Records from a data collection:
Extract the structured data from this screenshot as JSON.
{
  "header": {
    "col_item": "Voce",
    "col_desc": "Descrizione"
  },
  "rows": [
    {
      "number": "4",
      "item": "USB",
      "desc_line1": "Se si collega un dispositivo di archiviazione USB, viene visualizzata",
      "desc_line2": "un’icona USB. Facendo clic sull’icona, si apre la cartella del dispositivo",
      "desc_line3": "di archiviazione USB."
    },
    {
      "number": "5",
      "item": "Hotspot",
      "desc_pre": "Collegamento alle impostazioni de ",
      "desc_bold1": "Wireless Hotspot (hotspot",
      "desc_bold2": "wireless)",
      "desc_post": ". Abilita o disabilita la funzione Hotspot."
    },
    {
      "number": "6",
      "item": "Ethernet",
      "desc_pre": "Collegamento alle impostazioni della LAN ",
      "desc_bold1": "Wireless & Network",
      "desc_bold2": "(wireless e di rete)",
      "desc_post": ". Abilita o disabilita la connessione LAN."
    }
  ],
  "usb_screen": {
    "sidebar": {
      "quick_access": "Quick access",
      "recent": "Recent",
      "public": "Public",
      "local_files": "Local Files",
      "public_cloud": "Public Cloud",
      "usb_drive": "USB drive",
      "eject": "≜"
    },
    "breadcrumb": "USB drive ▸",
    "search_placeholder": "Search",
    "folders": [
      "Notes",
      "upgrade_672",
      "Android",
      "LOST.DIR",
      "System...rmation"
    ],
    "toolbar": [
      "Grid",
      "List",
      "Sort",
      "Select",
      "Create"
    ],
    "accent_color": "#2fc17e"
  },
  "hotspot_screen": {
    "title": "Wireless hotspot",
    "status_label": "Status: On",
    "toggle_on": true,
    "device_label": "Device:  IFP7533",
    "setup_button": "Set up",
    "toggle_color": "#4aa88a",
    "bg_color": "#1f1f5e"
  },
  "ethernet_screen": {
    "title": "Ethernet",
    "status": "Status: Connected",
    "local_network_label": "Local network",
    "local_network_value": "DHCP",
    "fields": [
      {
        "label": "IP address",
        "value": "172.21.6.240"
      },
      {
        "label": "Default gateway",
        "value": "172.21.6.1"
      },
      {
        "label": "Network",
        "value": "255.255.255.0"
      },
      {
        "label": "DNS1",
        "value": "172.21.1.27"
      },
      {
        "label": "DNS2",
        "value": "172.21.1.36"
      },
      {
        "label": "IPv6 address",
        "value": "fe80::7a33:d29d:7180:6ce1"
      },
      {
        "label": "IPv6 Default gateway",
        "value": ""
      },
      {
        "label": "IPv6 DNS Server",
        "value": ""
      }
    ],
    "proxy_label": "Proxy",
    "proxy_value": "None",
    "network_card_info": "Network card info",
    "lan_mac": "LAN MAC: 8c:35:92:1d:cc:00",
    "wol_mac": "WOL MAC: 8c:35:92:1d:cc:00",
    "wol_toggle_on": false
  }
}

▶ **AIM**:
Where a line above contains the string "dispositivo", copy that line.

▶ **THE RESULT**:
      "desc_line1": "Se si collega un dispositivo di archiviazione USB, viene visualizzata",
      "desc_line2": "un’icona USB. Facendo clic sull’icona, si apre la cartella del dispositivo",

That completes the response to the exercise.